--- Begin ---

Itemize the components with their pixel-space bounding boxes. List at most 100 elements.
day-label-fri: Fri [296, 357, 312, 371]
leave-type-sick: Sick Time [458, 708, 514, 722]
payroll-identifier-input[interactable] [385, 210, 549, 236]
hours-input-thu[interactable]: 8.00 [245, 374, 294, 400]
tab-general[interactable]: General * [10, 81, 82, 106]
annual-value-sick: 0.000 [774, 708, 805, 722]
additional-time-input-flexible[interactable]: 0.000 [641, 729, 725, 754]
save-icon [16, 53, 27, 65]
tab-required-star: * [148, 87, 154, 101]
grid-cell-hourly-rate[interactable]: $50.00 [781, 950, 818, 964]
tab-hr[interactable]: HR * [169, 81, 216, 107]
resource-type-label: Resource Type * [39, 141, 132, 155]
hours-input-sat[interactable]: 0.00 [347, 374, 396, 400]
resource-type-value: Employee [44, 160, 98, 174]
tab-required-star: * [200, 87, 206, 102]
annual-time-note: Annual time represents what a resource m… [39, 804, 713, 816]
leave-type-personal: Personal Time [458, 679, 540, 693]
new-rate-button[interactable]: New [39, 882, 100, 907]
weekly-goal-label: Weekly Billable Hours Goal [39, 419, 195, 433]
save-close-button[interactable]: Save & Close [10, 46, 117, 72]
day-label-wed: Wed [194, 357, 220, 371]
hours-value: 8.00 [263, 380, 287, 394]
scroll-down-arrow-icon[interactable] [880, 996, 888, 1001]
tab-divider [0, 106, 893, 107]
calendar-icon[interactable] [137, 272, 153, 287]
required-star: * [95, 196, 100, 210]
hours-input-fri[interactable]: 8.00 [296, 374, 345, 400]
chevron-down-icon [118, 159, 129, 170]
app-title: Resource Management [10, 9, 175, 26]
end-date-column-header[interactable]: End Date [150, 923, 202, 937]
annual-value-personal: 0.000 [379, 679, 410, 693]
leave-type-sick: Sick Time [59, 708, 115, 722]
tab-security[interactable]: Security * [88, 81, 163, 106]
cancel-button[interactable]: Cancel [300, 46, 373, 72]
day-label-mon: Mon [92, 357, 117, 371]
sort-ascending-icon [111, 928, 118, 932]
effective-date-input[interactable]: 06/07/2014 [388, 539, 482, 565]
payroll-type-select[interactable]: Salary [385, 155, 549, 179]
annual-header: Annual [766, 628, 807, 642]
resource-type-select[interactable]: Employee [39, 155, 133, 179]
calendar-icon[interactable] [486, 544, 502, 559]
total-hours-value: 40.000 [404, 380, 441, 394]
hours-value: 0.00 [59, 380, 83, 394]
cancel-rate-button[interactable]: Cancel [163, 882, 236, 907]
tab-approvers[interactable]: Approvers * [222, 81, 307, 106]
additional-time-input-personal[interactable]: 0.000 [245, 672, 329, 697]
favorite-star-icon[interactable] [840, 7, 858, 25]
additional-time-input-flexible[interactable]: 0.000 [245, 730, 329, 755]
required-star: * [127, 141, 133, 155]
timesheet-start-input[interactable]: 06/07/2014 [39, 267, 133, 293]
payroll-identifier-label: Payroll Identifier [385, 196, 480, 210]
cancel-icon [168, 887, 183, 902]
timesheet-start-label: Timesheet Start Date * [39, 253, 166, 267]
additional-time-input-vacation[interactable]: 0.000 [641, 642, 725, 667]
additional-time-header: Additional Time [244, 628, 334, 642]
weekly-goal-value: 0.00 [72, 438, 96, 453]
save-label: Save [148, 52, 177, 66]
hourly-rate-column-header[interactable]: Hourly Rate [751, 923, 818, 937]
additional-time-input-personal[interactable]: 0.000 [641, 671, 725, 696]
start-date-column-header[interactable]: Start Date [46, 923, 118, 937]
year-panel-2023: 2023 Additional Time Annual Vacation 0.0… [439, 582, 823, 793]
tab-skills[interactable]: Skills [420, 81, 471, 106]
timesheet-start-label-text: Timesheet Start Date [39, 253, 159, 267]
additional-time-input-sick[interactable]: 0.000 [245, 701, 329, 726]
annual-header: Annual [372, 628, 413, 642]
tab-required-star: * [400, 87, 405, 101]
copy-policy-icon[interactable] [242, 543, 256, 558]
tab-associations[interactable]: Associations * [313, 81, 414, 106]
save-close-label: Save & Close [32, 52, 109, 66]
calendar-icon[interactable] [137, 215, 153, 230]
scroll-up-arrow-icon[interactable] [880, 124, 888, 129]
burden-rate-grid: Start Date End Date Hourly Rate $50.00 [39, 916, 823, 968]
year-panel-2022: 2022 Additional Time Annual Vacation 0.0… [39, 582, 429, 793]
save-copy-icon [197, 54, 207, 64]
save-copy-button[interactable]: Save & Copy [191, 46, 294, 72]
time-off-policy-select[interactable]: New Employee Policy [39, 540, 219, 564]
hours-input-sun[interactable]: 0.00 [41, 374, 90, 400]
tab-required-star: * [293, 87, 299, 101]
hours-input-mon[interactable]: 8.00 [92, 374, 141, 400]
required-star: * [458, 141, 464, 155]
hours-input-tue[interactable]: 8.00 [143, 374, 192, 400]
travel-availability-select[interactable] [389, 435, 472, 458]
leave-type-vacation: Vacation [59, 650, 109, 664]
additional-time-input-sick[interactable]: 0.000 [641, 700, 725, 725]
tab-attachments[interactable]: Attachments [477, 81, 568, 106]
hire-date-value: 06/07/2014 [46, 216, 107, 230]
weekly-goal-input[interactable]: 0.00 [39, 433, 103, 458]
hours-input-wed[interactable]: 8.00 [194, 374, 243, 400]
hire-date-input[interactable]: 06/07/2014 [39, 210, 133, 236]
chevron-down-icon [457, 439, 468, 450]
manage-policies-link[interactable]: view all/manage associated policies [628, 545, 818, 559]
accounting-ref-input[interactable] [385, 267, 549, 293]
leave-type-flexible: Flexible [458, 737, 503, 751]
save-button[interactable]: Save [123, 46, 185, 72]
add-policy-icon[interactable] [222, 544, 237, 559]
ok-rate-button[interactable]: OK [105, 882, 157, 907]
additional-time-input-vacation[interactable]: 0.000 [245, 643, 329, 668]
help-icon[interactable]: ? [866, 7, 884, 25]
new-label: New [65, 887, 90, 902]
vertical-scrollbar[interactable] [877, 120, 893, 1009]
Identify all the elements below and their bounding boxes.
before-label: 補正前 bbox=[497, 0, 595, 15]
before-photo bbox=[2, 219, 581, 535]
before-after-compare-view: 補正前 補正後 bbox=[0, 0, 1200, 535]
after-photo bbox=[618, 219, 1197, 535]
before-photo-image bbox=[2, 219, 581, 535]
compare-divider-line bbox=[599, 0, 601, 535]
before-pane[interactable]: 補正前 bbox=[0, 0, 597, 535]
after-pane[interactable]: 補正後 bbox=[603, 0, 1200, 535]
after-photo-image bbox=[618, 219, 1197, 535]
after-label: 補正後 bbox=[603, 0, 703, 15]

--- End ---

(Task description):
Which lines above contain the string "required"? Copy each of them in full, matching case exactly.

(Solution for this problem):
tab-required-star: * [148, 87, 154, 101]
tab-required-star: * [200, 87, 206, 102]
required-star: * [95, 196, 100, 210]
required-star: * [127, 141, 133, 155]
tab-required-star: * [400, 87, 405, 101]
tab-required-star: * [293, 87, 299, 101]
required-star: * [458, 141, 464, 155]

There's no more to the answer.